Records from a dataset
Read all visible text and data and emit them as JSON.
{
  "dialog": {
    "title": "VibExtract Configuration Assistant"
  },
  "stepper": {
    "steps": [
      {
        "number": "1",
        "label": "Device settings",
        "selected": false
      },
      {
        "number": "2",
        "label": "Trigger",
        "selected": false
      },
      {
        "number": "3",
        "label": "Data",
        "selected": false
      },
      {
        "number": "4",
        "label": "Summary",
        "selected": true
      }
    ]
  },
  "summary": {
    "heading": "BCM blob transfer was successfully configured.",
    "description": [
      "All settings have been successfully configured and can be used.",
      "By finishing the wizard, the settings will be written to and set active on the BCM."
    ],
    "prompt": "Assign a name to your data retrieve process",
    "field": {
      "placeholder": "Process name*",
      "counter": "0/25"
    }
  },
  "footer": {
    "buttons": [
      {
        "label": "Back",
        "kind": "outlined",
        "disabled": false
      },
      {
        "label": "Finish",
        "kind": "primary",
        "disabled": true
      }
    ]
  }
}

REQUIRED WORK
Give the entries once more, exactly as they appear.

TASK OUTPUT
Read all visible text and data and emit them as JSON.
{
  "dialog": {
    "title": "VibExtract Configuration Assistant"
  },
  "stepper": {
    "steps": [
      {
        "number": "1",
        "label": "Device settings",
        "selected": false
      },
      {
        "number": "2",
        "label": "Trigger",
        "selected": false
      },
      {
        "number": "3",
        "label": "Data",
        "selected": false
      },
      {
        "number": "4",
        "label": "Summary",
        "selected": true
      }
    ]
  },
  "summary": {
    "heading": "BCM blob transfer was successfully configured.",
    "description": [
      "All settings have been successfully configured and can be used.",
      "By finishing the wizard, the settings will be written to and set active on the BCM."
    ],
    "prompt": "Assign a name to your data retrieve process",
    "field": {
      "placeholder": "Process name*",
      "counter": "0/25"
    }
  },
  "footer": {
    "buttons": [
      {
        "label": "Back",
        "kind": "outlined",
        "disabled": false
      },
      {
        "label": "Finish",
        "kind": "primary",
        "disabled": true
      }
    ]
  }
}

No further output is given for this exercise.